- **Objective**: Collect all lines below with the string "畜禽养殖粪污暂存设施建设".

- **The records**:
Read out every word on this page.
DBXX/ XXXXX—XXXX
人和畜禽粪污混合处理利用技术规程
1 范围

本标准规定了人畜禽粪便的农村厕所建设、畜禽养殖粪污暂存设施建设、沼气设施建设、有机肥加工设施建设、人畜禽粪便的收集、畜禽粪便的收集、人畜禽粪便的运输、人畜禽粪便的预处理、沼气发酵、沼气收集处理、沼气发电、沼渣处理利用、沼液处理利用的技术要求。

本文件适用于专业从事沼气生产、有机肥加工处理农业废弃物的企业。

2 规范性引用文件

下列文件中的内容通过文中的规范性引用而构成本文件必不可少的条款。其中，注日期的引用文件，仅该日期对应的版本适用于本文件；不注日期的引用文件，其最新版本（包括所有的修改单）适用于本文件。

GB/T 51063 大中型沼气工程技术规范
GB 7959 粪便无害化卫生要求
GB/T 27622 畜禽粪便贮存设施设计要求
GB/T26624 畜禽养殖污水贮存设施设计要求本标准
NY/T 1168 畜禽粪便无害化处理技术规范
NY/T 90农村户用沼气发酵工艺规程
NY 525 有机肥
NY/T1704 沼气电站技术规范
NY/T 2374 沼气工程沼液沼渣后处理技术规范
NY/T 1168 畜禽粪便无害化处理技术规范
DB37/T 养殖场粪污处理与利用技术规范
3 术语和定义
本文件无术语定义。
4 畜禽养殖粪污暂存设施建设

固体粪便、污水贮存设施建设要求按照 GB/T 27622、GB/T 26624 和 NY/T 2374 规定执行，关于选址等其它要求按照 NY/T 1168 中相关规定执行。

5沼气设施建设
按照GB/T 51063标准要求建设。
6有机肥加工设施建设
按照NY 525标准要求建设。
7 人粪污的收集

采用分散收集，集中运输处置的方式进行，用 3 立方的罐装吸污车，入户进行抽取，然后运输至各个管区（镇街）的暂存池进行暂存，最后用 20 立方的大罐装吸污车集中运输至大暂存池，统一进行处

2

- **Response below**:
本标准规定了人畜禽粪便的农村厕所建设、畜禽养殖粪污暂存设施建设、沼气设施建设、有机肥加工设施建设、人畜禽粪便的收集、畜禽粪便的收集、人畜禽粪便的运输、人畜禽粪便的预处理、沼气发酵、沼气收集处理、沼气发电、沼渣处理利用、沼液处理利用的技术要求。
4 畜禽养殖粪污暂存设施建设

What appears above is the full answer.